> Task A
In the Intel Xeon excerpt, condense the paragraph beginning "While Sierra Forest is designed" into a short bulleted list that keeps its main facts.
> Task B
Please pick up the Intel Xeon excerpt after its final sentence and carry on writing.

> Excerpt to read
+---+
While I’d like to see greater detail, I get what Intel is doing by playing its cards close to the vest. Sierra Forest is scheduled to launch in the first half of 2024, and Granite Rapids will follow. Intel did reveal some time back that Sierra Forest would support up to 144 cores per socket, but all we know for Granite Rapids it that it will support more than the 60 cores per socket supported in Sapphire Rapids. I’m certain Intel is sharing more details around early specs and performance numbers with its customers under non-disclosure agreements. Still, there is no incentive to tip its hand to the competition.
While Sierra Forest is designed for getting the highest number of power-efficient cores on a socket, Granite Rapids is designed for performance. As such, Sierra Forest will be available in single-socket or dual-socket configurations, while Granite Rapids will be available in up to eight-socket configurations.
If you’re wondering why up to eight sockets, the answer is simple: the market wants it. Many enterprise applications still require these higher socket configurations to support things like resource planning, analytics and some HPC workloads. And Xeon is the only game in town for that, given that AMD focused squarely on the single- and dual-socket server market.
+---+
> Dataset entries
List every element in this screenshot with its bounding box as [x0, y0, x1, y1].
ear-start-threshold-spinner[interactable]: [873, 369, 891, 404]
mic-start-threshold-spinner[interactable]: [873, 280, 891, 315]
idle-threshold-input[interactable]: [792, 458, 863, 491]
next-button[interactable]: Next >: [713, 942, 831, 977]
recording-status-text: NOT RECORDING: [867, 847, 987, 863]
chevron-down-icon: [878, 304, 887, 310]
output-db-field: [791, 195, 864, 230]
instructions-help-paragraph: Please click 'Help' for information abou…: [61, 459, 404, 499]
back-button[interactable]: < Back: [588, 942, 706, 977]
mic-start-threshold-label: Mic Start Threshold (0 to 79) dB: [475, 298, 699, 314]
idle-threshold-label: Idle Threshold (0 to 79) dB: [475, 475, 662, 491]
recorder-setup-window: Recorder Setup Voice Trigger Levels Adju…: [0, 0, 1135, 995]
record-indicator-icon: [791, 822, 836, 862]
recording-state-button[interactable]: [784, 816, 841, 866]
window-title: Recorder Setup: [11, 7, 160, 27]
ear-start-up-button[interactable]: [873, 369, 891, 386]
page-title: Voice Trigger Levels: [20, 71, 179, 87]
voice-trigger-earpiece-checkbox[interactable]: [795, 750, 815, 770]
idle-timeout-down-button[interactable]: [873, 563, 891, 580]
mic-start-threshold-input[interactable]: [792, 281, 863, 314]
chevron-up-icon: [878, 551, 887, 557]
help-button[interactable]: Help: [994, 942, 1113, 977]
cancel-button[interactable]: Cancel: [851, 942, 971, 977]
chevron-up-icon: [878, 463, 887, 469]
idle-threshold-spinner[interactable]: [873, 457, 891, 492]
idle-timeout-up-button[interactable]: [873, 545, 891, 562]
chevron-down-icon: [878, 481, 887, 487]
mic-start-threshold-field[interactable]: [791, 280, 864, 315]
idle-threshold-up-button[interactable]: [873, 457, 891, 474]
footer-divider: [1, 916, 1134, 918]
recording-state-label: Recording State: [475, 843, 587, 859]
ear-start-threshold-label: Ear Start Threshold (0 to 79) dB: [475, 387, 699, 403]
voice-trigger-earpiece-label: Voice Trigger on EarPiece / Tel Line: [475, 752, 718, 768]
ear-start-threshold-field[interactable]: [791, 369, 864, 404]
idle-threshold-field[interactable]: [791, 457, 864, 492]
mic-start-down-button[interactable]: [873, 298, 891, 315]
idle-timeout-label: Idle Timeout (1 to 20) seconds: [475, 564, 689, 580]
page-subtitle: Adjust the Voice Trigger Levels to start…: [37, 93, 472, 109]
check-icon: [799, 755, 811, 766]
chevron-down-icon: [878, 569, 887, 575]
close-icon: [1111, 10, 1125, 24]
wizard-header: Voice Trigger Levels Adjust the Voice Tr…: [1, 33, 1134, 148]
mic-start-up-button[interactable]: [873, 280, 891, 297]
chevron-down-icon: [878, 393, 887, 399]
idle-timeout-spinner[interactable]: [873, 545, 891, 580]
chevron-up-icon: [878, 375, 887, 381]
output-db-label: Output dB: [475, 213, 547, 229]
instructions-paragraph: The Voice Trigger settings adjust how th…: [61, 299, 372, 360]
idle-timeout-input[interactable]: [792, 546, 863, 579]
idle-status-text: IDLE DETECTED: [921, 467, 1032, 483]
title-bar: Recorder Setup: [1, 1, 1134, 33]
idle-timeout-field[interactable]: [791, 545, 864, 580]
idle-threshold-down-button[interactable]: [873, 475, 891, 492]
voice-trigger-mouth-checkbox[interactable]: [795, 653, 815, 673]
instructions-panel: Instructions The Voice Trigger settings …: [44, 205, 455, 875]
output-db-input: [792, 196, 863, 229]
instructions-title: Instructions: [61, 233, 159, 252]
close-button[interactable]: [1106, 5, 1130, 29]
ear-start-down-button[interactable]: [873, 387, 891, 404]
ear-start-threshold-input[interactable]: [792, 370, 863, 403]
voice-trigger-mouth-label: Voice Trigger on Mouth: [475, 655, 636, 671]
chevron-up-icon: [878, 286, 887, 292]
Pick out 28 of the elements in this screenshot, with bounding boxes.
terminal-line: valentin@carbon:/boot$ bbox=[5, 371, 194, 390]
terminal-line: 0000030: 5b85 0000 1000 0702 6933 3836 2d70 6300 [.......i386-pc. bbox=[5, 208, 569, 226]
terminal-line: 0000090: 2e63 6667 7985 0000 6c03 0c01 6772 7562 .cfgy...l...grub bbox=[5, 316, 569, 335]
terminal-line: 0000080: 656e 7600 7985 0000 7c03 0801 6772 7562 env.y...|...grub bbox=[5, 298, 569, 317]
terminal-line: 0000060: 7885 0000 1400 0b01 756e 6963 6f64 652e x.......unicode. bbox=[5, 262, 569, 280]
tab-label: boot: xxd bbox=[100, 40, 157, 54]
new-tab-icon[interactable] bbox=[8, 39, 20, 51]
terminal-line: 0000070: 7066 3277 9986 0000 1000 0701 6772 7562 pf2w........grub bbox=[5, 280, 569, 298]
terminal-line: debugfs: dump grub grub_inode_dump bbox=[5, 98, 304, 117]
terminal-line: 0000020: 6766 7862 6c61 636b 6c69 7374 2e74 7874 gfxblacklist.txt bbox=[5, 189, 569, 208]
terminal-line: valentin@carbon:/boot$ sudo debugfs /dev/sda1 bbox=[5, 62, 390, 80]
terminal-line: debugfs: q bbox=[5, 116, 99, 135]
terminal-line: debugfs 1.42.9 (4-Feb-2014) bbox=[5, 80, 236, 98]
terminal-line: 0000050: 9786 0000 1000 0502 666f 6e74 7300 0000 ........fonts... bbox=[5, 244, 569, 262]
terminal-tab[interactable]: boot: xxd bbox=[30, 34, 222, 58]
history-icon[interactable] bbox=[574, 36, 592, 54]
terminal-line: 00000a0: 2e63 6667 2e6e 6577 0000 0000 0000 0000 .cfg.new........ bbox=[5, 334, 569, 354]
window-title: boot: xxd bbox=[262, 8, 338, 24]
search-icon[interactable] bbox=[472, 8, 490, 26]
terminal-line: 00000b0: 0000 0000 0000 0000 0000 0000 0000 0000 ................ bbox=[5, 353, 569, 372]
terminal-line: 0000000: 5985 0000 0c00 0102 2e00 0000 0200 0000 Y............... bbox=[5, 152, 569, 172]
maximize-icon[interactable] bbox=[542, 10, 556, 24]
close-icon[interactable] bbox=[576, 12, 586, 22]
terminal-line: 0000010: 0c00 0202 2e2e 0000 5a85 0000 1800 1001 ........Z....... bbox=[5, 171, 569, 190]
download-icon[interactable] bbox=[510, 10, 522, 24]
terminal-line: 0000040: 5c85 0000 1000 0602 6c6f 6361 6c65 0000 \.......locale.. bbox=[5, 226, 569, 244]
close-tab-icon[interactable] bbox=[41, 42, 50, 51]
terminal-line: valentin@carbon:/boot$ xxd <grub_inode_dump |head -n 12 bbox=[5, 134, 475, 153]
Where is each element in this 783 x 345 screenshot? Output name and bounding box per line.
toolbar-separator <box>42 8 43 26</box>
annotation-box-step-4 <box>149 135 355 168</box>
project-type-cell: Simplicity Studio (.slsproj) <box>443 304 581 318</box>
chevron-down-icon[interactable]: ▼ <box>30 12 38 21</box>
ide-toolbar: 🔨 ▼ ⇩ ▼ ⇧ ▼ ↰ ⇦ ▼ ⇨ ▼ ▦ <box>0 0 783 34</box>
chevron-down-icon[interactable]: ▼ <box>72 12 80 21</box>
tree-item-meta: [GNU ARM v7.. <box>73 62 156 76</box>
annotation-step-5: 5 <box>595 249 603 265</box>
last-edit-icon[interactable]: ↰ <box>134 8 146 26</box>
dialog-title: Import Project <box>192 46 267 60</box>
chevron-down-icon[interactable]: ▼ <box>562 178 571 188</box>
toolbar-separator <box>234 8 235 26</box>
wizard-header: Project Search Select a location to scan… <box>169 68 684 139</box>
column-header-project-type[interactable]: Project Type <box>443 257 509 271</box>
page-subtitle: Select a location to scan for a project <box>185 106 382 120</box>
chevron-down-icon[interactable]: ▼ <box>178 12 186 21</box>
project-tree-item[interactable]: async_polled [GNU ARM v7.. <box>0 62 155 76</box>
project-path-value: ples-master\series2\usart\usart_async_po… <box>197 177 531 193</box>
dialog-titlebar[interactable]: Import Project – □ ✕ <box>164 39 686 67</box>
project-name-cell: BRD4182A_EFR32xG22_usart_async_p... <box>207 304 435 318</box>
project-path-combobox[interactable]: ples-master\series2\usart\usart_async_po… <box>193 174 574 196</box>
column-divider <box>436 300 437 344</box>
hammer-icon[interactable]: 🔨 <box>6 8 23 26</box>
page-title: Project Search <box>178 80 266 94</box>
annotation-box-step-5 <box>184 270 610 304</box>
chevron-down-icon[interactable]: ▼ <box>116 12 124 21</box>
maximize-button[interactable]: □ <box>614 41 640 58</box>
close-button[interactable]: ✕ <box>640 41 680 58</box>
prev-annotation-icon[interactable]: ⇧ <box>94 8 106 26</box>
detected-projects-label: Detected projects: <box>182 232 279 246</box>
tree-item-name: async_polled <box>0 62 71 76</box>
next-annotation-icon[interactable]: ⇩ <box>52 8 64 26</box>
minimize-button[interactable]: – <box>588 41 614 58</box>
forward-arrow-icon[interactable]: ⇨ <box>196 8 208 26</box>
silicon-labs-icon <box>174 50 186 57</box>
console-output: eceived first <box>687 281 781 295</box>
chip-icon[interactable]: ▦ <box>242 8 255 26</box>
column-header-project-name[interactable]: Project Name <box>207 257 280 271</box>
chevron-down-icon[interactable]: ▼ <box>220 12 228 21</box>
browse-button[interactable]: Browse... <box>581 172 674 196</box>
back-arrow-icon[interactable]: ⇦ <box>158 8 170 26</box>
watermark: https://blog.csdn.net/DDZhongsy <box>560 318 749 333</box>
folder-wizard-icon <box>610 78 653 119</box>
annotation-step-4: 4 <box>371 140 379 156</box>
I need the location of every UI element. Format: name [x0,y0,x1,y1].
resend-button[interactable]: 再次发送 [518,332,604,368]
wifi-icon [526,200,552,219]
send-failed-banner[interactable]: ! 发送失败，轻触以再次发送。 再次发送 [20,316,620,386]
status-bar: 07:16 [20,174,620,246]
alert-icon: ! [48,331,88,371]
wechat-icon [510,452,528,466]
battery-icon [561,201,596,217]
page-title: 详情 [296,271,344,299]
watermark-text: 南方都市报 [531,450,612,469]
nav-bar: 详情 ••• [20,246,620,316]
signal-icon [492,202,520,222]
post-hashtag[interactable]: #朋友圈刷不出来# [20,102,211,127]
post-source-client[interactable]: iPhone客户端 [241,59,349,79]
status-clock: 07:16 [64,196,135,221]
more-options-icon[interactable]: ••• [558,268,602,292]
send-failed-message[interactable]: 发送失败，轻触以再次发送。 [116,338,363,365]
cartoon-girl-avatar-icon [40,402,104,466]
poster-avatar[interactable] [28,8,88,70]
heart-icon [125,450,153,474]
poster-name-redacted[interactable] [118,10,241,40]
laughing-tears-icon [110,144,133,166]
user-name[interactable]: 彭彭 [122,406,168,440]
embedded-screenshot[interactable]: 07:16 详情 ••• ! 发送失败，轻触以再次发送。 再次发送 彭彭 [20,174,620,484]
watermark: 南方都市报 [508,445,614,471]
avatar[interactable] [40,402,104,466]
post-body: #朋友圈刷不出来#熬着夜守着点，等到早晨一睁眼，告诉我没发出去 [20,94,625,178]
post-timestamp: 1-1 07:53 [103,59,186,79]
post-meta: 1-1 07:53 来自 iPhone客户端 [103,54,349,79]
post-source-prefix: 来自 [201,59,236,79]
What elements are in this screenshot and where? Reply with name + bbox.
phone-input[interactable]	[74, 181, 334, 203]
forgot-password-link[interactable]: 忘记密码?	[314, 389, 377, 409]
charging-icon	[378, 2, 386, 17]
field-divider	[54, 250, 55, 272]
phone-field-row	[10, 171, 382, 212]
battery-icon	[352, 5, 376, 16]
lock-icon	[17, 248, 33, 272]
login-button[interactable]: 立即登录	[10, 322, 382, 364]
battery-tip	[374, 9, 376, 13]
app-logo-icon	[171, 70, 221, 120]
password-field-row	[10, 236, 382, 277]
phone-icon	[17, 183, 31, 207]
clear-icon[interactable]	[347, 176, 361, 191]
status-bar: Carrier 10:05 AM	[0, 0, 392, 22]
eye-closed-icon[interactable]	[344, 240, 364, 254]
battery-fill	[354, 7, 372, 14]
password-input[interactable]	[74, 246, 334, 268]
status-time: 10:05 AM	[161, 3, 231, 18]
+---+
> Exercise result A
- Sierra Forest: built to fit the most power-efficient cores on a socket; offered in single- or dual-socket configurations.
- Granite Rapids: built for performance; offered in configurations of up to eight sockets.

> Exercise result B
Sierra Forest is designed to scale from the enterprise to the cloud
With Sierra Forest, Intel has designed a CPU that can scale from supporting virtualized workloads in typical enterprise datacenters to the racks that populate the datacenters of the hyperscalers. By stripping out some of the performance-focused architectural elements (i.e., Matrix Engine) built into its performance core, the company can focus on what’s important—core density and power.
As Sierra Forest boasts a significant uplift over Sapphire Rapids, what we will see deployed in the enterprise datacenter is more likely in the 32-core per socket range. These 144-core chips are targeted at the hyperscale deployments.
Granite Rapids: AI, supercomputing, analytics and more
There is no question about where Intel is targeting Granite Rapids: compute-intensive workloads (ahem, AI). While the value prop for Sierra Forest is a little nondescript, Intel has been a bit more aggressive with Granite Rapids. Intel positions itself as already owning the performance crown in AI with Sapphire Rapids, and only creating more separation with Granite Rapids.
While compute-intense workloads often get bucketed into one category, in fact their performance characteristics can vary significantly. Some workloads require a lot of memory throughput, while others require the fastest possible cores. For still others, it’s all about accelerating performance through CPU enablement or discrete add-ons such as GPUs.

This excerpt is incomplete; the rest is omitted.